* **What you have to do**: Write down each entry again, exactly as it reads.

▬▬▬

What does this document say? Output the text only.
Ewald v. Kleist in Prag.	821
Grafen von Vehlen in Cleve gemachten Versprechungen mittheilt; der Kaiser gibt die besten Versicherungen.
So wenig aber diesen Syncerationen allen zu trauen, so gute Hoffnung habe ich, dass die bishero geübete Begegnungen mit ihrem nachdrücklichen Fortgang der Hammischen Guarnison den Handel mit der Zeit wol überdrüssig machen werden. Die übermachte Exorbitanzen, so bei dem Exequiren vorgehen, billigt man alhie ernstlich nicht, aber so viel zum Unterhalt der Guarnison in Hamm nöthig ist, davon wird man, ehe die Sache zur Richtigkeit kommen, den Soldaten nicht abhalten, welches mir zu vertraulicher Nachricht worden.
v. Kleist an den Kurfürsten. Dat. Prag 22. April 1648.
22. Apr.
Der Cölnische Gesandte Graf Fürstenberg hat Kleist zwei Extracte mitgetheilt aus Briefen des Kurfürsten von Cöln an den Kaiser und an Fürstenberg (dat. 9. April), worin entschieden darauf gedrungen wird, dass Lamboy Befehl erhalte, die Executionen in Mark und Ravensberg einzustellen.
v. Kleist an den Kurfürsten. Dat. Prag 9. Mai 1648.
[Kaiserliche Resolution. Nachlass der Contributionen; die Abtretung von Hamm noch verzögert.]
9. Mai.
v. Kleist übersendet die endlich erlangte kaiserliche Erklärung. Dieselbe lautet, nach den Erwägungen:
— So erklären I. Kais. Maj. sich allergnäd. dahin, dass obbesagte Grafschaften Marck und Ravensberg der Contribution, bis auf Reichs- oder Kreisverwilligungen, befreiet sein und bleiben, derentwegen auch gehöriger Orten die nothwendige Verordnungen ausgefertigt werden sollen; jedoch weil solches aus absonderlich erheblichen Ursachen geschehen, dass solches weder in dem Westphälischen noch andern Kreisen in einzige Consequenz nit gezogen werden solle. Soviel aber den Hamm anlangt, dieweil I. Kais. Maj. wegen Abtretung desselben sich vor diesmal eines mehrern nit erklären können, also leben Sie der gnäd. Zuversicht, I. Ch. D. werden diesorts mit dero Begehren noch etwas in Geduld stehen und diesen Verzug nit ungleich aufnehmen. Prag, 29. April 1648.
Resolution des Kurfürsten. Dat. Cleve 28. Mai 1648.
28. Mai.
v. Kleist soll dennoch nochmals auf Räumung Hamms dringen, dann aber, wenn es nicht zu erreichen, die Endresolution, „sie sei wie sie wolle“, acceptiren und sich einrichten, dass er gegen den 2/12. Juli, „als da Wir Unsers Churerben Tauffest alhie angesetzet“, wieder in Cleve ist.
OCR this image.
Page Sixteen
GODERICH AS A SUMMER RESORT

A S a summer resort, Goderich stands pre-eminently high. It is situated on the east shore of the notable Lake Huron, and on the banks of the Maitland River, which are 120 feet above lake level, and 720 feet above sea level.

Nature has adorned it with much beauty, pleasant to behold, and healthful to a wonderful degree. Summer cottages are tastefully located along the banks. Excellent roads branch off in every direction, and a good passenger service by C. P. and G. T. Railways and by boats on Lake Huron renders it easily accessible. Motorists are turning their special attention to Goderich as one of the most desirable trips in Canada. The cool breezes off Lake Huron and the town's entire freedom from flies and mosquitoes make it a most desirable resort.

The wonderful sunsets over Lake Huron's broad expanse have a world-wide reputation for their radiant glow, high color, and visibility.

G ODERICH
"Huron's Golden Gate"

▬▬▬

* **Result of this exercise**:
What does this document say? Output the text only.
Ewald v. Kleist in Prag.	821
Grafen von Vehlen in Cleve gemachten Versprechungen mittheilt; der Kaiser gibt die besten Versicherungen.
So wenig aber diesen Syncerationen allen zu trauen, so gute Hoffnung habe ich, dass die bishero geübete Begegnungen mit ihrem nachdrücklichen Fortgang der Hammischen Guarnison den Handel mit der Zeit wol überdrüssig machen werden. Die übermachte Exorbitanzen, so bei dem Exequiren vorgehen, billigt man alhie ernstlich nicht, aber so viel zum Unterhalt der Guarnison in Hamm nöthig ist, davon wird man, ehe die Sache zur Richtigkeit kommen, den Soldaten nicht abhalten, welches mir zu vertraulicher Nachricht worden.
v. Kleist an den Kurfürsten. Dat. Prag 22. April 1648.
22. Apr.
Der Cölnische Gesandte Graf Fürstenberg hat Kleist zwei Extracte mitgetheilt aus Briefen des Kurfürsten von Cöln an den Kaiser und an Fürstenberg (dat. 9. April), worin entschieden darauf gedrungen wird, dass Lamboy Befehl erhalte, die Executionen in Mark und Ravensberg einzustellen.
v. Kleist an den Kurfürsten. Dat. Prag 9. Mai 1648.
[Kaiserliche Resolution. Nachlass der Contributionen; die Abtretung von Hamm noch verzögert.]
9. Mai.
v. Kleist übersendet die endlich erlangte kaiserliche Erklärung. Dieselbe lautet, nach den Erwägungen:
— So erklären I. Kais. Maj. sich allergnäd. dahin, dass obbesagte Grafschaften Marck und Ravensberg der Contribution, bis auf Reichs- oder Kreisverwilligungen, befreiet sein und bleiben, derentwegen auch gehöriger Orten die nothwendige Verordnungen ausgefertigt werden sollen; jedoch weil solches aus absonderlich erheblichen Ursachen geschehen, dass solches weder in dem Westphälischen noch andern Kreisen in einzige Consequenz nit gezogen werden solle. Soviel aber den Hamm anlangt, dieweil I. Kais. Maj. wegen Abtretung desselben sich vor diesmal eines mehrern nit erklären können, also leben Sie der gnäd. Zuversicht, I. Ch. D. werden diesorts mit dero Begehren noch etwas in Geduld stehen und diesen Verzug nit ungleich aufnehmen. Prag, 29. April 1648.
Resolution des Kurfürsten. Dat. Cleve 28. Mai 1648.
28. Mai.
v. Kleist soll dennoch nochmals auf Räumung Hamms dringen, dann aber, wenn es nicht zu erreichen, die Endresolution, „sie sei wie sie wolle“, acceptiren und sich einrichten, dass er gegen den 2/12. Juli, „als da Wir Unsers Churerben Tauffest alhie angesetzet“, wieder in Cleve ist.
OCR this image.
Page Sixteen
GODERICH AS A SUMMER RESORT

A S a summer resort, Goderich stands pre-eminently high. It is situated on the east shore of the notable Lake Huron, and on the banks of the Maitland River, which are 120 feet above lake level, and 720 feet above sea level.

Nature has adorned it with much beauty, pleasant to behold, and healthful to a wonderful degree. Summer cottages are tastefully located along the banks. Excellent roads branch off in every direction, and a good passenger service by C. P. and G. T. Railways and by boats on Lake Huron renders it easily accessible. Motorists are turning their special attention to Goderich as one of the most desirable trips in Canada. The cool breezes off Lake Huron and the town's entire freedom from flies and mosquitoes make it a most desirable resort.

The wonderful sunsets over Lake Huron's broad expanse have a world-wide reputation for their radiant glow, high color, and visibility.

G ODERICH
"Huron's Golden Gate"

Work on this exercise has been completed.